**What you are asked to do**
Look through the listing below and report how many lines contain "placed", as a bare number.

[Saved entries]

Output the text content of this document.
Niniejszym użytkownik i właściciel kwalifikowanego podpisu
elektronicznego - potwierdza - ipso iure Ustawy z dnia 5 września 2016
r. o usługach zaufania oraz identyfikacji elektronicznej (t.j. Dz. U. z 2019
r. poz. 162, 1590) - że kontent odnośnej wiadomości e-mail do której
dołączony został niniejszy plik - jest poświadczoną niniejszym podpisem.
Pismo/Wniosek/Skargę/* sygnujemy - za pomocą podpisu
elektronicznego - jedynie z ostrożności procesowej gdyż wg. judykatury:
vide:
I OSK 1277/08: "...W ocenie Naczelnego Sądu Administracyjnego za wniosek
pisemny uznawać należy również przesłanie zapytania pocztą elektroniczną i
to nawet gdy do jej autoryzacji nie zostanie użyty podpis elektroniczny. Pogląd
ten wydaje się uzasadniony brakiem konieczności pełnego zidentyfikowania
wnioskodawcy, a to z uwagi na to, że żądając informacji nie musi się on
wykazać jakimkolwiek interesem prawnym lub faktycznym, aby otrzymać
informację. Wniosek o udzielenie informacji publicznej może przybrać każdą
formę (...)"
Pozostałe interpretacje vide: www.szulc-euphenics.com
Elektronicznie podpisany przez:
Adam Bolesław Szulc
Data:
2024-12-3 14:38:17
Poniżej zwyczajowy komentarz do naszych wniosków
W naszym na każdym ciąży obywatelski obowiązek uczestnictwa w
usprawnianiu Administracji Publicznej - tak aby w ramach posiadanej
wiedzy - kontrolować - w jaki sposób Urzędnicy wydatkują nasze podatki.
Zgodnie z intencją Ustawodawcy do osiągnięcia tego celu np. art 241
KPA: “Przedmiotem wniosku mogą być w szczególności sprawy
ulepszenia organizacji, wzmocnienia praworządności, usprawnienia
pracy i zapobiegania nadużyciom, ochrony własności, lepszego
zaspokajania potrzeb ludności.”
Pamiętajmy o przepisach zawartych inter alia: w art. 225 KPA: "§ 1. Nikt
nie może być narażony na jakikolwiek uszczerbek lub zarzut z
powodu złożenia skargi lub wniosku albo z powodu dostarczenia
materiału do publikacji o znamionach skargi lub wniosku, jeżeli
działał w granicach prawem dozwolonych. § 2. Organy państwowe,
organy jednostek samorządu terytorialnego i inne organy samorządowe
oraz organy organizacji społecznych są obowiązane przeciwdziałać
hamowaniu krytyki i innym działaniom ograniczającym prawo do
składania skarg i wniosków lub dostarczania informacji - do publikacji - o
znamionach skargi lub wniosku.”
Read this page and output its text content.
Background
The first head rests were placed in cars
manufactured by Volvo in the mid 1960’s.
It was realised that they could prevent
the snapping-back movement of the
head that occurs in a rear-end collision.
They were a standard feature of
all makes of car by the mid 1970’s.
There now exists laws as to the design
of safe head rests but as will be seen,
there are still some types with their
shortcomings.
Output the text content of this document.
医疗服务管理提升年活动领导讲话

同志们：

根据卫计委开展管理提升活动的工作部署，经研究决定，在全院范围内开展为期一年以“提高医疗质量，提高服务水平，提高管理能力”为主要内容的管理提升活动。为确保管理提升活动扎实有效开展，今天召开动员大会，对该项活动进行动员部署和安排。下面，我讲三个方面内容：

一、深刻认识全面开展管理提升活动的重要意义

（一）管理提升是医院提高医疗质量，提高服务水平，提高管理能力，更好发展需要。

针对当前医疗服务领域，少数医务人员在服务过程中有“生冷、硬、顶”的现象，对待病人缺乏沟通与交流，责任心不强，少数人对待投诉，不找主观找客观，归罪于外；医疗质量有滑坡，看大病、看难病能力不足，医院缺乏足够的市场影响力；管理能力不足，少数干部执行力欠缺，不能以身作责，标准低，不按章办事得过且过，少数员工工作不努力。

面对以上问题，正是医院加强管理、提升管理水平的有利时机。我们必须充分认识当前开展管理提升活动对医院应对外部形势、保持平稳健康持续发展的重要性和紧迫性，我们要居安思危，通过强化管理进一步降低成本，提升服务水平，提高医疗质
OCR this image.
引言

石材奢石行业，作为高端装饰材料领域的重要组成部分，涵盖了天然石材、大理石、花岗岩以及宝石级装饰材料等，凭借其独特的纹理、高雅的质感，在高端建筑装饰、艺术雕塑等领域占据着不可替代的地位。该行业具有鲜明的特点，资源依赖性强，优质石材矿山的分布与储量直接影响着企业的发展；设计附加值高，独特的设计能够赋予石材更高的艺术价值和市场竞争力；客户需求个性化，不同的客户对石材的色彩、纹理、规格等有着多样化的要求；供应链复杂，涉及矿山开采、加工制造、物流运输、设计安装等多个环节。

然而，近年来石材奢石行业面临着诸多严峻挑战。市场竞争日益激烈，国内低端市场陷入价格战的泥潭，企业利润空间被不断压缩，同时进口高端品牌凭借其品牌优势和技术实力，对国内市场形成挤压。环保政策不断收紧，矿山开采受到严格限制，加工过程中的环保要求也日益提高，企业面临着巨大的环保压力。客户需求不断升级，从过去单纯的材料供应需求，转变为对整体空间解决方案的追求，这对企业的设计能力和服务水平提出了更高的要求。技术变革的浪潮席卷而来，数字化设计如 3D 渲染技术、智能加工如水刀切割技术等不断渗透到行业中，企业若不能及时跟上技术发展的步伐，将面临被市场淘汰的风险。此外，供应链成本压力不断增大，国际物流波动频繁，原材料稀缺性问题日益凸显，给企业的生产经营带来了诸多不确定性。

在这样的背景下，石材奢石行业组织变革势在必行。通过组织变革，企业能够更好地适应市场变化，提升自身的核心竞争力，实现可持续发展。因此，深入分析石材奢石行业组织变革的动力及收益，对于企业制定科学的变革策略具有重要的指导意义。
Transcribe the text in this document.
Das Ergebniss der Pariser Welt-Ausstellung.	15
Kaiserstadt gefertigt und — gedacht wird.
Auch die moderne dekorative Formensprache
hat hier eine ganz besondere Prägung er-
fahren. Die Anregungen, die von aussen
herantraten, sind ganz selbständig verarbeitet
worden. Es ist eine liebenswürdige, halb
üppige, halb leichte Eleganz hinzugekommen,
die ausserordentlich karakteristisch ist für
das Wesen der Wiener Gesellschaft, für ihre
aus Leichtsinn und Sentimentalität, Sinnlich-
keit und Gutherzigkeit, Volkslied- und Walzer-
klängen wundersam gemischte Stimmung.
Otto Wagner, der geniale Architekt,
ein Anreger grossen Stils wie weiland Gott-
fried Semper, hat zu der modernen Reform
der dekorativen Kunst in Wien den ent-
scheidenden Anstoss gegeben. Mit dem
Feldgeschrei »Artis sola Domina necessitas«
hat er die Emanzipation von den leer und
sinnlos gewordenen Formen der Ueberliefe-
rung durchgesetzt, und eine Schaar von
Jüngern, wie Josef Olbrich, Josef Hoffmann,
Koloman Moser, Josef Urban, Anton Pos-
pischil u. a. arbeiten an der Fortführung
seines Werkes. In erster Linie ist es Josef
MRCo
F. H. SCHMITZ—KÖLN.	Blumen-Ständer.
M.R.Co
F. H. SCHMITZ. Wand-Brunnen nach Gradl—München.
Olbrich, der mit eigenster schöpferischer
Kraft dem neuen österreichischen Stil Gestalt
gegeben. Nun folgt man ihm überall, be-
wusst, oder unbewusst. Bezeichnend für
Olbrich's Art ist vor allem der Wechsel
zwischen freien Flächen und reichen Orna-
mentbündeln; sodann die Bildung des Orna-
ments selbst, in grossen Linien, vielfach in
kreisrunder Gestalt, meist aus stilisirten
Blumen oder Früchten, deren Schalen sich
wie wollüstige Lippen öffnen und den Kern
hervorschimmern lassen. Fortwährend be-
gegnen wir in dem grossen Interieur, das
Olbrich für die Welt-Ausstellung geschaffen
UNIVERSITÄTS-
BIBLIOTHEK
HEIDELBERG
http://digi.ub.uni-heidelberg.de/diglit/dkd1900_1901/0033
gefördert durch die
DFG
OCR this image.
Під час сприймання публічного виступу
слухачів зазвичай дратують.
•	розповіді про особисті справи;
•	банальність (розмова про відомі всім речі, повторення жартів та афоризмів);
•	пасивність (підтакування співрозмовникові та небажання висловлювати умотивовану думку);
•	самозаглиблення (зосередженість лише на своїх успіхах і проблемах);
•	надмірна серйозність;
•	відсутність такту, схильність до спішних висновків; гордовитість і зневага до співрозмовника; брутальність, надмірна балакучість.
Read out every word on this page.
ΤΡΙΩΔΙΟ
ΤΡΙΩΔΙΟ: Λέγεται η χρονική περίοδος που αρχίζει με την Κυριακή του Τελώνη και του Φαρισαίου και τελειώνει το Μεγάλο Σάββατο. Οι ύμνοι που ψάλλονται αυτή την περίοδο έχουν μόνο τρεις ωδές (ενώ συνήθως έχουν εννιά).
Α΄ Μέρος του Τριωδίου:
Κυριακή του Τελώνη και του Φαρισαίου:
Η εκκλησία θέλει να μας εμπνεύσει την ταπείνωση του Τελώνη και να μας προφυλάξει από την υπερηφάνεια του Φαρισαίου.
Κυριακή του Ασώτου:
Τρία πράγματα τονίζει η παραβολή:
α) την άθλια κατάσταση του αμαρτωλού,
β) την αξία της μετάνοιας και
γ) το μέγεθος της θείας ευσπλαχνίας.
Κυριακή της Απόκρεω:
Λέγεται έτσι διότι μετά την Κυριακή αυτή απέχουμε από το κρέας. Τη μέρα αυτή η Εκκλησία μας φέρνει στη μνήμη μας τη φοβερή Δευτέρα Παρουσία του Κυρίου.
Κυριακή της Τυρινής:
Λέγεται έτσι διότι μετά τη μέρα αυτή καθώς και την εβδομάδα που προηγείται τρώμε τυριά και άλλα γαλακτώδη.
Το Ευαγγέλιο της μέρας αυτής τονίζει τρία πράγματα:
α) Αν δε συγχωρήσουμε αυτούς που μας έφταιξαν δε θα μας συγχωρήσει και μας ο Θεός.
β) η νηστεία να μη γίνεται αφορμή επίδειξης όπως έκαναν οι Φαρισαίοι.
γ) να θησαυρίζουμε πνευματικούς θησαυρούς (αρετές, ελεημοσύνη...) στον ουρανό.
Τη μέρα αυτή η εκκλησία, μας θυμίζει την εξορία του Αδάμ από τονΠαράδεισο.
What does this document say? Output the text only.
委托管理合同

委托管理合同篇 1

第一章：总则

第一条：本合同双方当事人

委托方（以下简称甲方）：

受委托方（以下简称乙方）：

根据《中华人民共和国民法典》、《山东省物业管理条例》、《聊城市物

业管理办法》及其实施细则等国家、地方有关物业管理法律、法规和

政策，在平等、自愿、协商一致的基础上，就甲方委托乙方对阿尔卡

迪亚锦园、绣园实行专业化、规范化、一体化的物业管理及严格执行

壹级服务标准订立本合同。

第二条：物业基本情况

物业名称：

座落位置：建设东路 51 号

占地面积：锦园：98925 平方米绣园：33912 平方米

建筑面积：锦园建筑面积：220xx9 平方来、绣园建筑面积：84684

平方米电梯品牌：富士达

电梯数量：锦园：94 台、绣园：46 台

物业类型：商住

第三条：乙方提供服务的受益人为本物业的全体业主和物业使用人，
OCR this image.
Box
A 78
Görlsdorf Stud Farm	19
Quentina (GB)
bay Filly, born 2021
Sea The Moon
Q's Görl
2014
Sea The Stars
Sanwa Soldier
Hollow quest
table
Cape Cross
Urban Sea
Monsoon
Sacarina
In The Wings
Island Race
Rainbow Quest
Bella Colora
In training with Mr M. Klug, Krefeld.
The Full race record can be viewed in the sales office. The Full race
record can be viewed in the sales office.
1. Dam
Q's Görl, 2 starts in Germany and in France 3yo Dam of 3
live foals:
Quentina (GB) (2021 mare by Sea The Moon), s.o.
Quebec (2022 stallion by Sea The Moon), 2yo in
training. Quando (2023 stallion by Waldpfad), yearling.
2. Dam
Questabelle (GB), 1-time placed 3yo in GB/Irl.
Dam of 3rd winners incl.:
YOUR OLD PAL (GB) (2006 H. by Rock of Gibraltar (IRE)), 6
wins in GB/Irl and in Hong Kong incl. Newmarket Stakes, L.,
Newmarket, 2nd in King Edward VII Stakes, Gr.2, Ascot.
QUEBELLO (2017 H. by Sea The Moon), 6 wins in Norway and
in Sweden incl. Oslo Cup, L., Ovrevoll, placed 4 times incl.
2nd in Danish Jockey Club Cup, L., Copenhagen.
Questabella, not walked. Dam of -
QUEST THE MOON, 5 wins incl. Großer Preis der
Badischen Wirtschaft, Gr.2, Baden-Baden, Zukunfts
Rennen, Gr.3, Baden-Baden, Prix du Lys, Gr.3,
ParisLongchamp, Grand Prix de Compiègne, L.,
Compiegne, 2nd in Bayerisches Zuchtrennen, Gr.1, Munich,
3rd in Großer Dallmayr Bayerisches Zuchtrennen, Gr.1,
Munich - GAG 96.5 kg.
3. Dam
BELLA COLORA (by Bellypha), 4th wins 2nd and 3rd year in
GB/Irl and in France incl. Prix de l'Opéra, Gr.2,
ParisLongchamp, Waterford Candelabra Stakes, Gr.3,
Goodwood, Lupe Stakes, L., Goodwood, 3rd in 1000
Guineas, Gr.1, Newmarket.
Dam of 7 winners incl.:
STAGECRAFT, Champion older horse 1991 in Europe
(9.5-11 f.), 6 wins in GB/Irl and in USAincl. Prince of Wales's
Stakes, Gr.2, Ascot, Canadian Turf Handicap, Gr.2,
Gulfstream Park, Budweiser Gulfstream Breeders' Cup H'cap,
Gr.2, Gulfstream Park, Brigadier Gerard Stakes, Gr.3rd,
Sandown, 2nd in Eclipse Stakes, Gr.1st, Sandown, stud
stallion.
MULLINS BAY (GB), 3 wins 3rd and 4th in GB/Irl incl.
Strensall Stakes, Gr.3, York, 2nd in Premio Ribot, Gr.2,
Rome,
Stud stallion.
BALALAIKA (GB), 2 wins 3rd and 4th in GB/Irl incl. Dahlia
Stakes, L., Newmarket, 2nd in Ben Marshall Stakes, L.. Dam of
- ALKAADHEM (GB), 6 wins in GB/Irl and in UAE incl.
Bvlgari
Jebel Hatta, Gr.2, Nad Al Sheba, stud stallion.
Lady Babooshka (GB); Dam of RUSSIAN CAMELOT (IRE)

**Full solution**
3